▶ [Material for the task]:
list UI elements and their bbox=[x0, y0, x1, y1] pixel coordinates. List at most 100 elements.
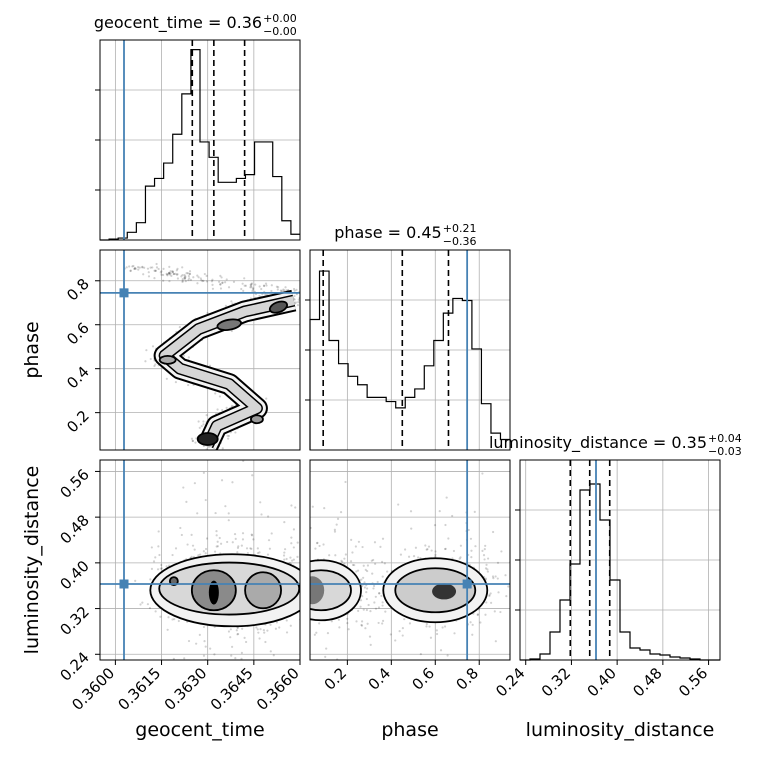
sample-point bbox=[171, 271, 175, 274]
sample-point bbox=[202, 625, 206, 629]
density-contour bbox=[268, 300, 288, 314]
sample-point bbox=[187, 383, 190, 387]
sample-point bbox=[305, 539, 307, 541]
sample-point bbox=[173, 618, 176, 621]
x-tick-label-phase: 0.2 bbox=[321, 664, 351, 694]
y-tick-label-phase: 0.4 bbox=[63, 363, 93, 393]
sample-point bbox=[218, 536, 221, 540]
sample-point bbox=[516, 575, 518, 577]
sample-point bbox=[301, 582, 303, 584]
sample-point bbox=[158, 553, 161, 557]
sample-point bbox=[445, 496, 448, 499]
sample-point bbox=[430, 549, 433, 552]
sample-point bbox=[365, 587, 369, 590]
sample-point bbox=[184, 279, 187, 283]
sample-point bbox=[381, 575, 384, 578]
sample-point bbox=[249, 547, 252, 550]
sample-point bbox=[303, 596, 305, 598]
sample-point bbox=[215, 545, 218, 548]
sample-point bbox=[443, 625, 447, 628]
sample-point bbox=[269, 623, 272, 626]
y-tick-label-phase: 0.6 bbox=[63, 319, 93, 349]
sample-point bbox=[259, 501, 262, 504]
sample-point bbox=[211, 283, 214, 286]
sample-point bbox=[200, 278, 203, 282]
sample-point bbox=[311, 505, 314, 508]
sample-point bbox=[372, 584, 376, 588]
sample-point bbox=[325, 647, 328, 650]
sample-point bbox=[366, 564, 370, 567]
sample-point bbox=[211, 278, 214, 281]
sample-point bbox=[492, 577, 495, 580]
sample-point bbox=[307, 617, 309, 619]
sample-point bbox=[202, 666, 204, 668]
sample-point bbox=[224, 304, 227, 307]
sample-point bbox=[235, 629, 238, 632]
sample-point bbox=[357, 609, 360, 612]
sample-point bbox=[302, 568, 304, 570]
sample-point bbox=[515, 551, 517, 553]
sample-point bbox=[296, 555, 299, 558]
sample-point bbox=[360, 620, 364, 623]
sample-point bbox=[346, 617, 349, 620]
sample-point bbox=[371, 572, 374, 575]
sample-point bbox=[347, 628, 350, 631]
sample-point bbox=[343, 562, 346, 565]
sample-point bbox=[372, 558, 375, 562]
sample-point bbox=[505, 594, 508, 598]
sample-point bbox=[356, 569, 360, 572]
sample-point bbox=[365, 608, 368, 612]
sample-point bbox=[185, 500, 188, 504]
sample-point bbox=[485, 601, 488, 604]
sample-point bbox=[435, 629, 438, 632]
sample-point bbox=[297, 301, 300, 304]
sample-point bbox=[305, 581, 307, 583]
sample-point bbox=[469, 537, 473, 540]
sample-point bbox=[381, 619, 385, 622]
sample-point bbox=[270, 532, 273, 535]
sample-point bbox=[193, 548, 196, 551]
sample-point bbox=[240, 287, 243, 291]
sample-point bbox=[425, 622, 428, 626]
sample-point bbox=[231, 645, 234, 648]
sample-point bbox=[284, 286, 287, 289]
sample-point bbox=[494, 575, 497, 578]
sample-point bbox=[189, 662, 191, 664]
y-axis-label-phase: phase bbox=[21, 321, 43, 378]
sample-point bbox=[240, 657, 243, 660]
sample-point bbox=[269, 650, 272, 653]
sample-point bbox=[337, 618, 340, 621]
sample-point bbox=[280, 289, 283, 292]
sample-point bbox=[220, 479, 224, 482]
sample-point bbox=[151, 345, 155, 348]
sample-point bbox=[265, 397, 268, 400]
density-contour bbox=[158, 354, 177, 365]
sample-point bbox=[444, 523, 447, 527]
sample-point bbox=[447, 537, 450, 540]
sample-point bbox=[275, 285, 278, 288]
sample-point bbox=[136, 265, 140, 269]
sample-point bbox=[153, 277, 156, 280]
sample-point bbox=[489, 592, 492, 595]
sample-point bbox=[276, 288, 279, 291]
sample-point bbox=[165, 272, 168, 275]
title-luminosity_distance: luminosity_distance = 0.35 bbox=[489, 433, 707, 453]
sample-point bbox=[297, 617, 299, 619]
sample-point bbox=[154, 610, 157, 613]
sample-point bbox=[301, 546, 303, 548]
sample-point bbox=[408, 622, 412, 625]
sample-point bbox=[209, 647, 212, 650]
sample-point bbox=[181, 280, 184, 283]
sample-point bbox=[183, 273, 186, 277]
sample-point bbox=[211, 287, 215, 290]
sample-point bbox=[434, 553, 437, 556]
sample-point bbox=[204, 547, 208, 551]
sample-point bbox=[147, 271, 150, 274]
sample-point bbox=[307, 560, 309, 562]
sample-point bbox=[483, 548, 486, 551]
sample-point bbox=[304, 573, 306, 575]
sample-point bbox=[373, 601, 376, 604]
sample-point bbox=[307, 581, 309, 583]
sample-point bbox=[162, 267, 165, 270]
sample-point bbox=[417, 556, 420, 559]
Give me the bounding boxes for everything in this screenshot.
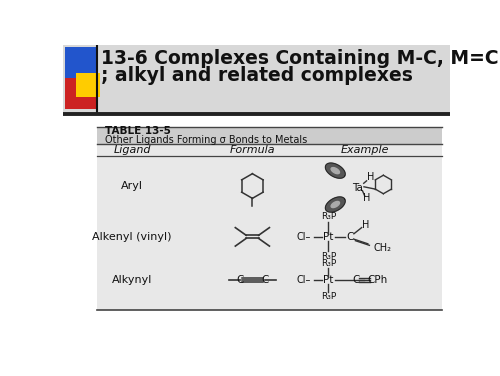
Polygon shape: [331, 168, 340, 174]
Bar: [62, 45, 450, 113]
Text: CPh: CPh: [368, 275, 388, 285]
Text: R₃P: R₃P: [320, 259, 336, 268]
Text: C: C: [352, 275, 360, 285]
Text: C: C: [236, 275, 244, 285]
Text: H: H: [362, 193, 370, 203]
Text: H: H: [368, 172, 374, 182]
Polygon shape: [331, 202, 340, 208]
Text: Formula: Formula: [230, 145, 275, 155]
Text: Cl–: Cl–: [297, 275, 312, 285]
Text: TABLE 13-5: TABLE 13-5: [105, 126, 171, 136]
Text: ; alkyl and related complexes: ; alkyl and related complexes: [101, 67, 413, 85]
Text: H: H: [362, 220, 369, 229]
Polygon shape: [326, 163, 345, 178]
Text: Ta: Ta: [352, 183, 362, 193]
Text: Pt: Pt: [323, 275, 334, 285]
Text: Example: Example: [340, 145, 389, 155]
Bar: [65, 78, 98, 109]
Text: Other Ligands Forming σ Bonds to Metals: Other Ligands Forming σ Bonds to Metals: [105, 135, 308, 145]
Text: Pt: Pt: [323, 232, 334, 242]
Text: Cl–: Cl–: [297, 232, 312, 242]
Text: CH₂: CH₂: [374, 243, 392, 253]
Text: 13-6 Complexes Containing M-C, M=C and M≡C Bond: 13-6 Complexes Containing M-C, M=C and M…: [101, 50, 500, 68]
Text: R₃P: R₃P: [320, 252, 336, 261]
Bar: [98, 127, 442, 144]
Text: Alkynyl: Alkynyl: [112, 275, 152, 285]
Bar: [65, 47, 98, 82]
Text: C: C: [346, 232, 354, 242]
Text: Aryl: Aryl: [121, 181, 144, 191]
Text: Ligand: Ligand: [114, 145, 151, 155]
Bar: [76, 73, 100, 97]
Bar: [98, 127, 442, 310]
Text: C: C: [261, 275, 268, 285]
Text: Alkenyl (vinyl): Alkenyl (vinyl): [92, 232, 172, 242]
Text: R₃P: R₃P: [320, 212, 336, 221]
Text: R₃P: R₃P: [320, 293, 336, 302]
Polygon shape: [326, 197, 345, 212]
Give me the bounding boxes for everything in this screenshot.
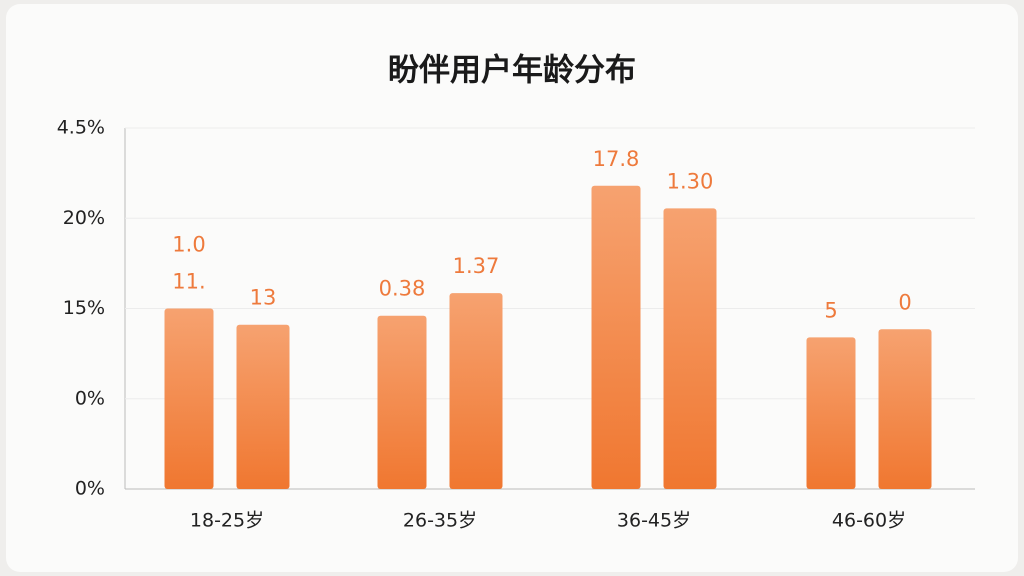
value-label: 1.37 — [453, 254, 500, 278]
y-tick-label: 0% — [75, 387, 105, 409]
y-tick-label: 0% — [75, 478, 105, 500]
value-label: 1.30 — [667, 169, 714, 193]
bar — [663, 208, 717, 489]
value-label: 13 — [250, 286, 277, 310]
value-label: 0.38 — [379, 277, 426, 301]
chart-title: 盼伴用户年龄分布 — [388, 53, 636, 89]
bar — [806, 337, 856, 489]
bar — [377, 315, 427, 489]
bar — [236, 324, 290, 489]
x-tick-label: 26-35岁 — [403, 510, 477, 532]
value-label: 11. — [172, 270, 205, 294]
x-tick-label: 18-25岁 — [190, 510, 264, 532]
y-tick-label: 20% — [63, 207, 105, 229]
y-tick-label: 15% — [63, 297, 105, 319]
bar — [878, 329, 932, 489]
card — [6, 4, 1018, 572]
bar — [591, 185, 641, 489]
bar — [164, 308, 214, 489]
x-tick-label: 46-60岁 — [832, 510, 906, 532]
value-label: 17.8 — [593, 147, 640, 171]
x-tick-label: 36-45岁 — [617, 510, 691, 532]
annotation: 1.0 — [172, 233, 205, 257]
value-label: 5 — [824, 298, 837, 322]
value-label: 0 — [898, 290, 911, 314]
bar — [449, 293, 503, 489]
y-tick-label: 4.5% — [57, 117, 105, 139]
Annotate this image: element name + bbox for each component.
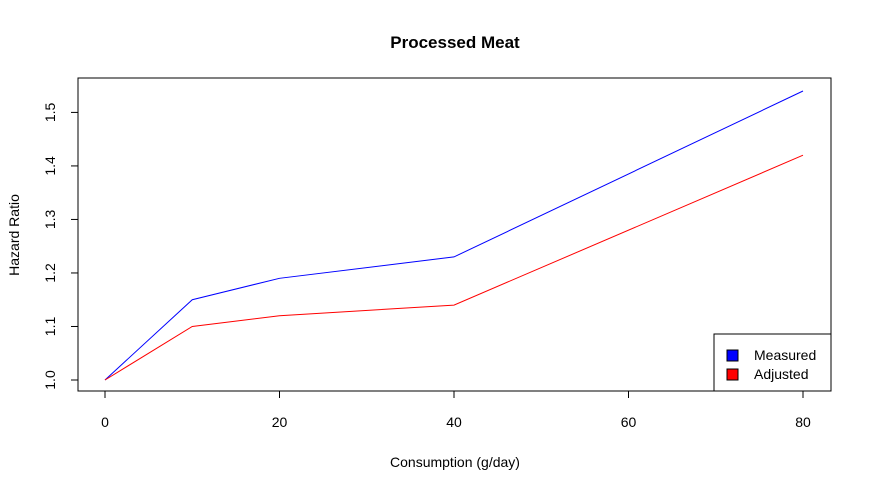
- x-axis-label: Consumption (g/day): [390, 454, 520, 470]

▶ [What the task asks]: Copy the lines starting at the one that contains "sample-point bbox=[171, 271, 175, 274]" and ending at the one that contains "sample-point bbox=[425, 622, 428, 626]", both included.

▶ [Problem solution]:
sample-point bbox=[171, 271, 175, 274]
sample-point bbox=[202, 625, 206, 629]
density-contour bbox=[268, 300, 288, 314]
sample-point bbox=[187, 383, 190, 387]
sample-point bbox=[305, 539, 307, 541]
sample-point bbox=[173, 618, 176, 621]
x-tick-label-phase: 0.2 bbox=[321, 664, 351, 694]
y-tick-label-phase: 0.4 bbox=[63, 363, 93, 393]
sample-point bbox=[218, 536, 221, 540]
sample-point bbox=[516, 575, 518, 577]
sample-point bbox=[301, 582, 303, 584]
sample-point bbox=[158, 553, 161, 557]
sample-point bbox=[445, 496, 448, 499]
sample-point bbox=[430, 549, 433, 552]
sample-point bbox=[365, 587, 369, 590]
sample-point bbox=[184, 279, 187, 283]
sample-point bbox=[381, 575, 384, 578]
sample-point bbox=[249, 547, 252, 550]
sample-point bbox=[303, 596, 305, 598]
sample-point bbox=[215, 545, 218, 548]
sample-point bbox=[443, 625, 447, 628]
sample-point bbox=[269, 623, 272, 626]
y-tick-label-phase: 0.6 bbox=[63, 319, 93, 349]
sample-point bbox=[259, 501, 262, 504]
sample-point bbox=[211, 283, 214, 286]
sample-point bbox=[200, 278, 203, 282]
sample-point bbox=[311, 505, 314, 508]
sample-point bbox=[372, 584, 376, 588]
sample-point bbox=[325, 647, 328, 650]
sample-point bbox=[366, 564, 370, 567]
sample-point bbox=[211, 278, 214, 281]
sample-point bbox=[492, 577, 495, 580]
sample-point bbox=[307, 617, 309, 619]
sample-point bbox=[202, 666, 204, 668]
sample-point bbox=[224, 304, 227, 307]
sample-point bbox=[235, 629, 238, 632]
sample-point bbox=[357, 609, 360, 612]
sample-point bbox=[302, 568, 304, 570]
sample-point bbox=[515, 551, 517, 553]
sample-point bbox=[296, 555, 299, 558]
sample-point bbox=[360, 620, 364, 623]
sample-point bbox=[346, 617, 349, 620]
sample-point bbox=[371, 572, 374, 575]
sample-point bbox=[347, 628, 350, 631]
sample-point bbox=[343, 562, 346, 565]
sample-point bbox=[372, 558, 375, 562]
sample-point bbox=[505, 594, 508, 598]
sample-point bbox=[356, 569, 360, 572]
sample-point bbox=[365, 608, 368, 612]
sample-point bbox=[185, 500, 188, 504]
sample-point bbox=[485, 601, 488, 604]
sample-point bbox=[435, 629, 438, 632]
sample-point bbox=[297, 301, 300, 304]
sample-point bbox=[305, 581, 307, 583]
sample-point bbox=[469, 537, 473, 540]
sample-point bbox=[381, 619, 385, 622]
sample-point bbox=[270, 532, 273, 535]
sample-point bbox=[193, 548, 196, 551]
sample-point bbox=[240, 287, 243, 291]
sample-point bbox=[425, 622, 428, 626]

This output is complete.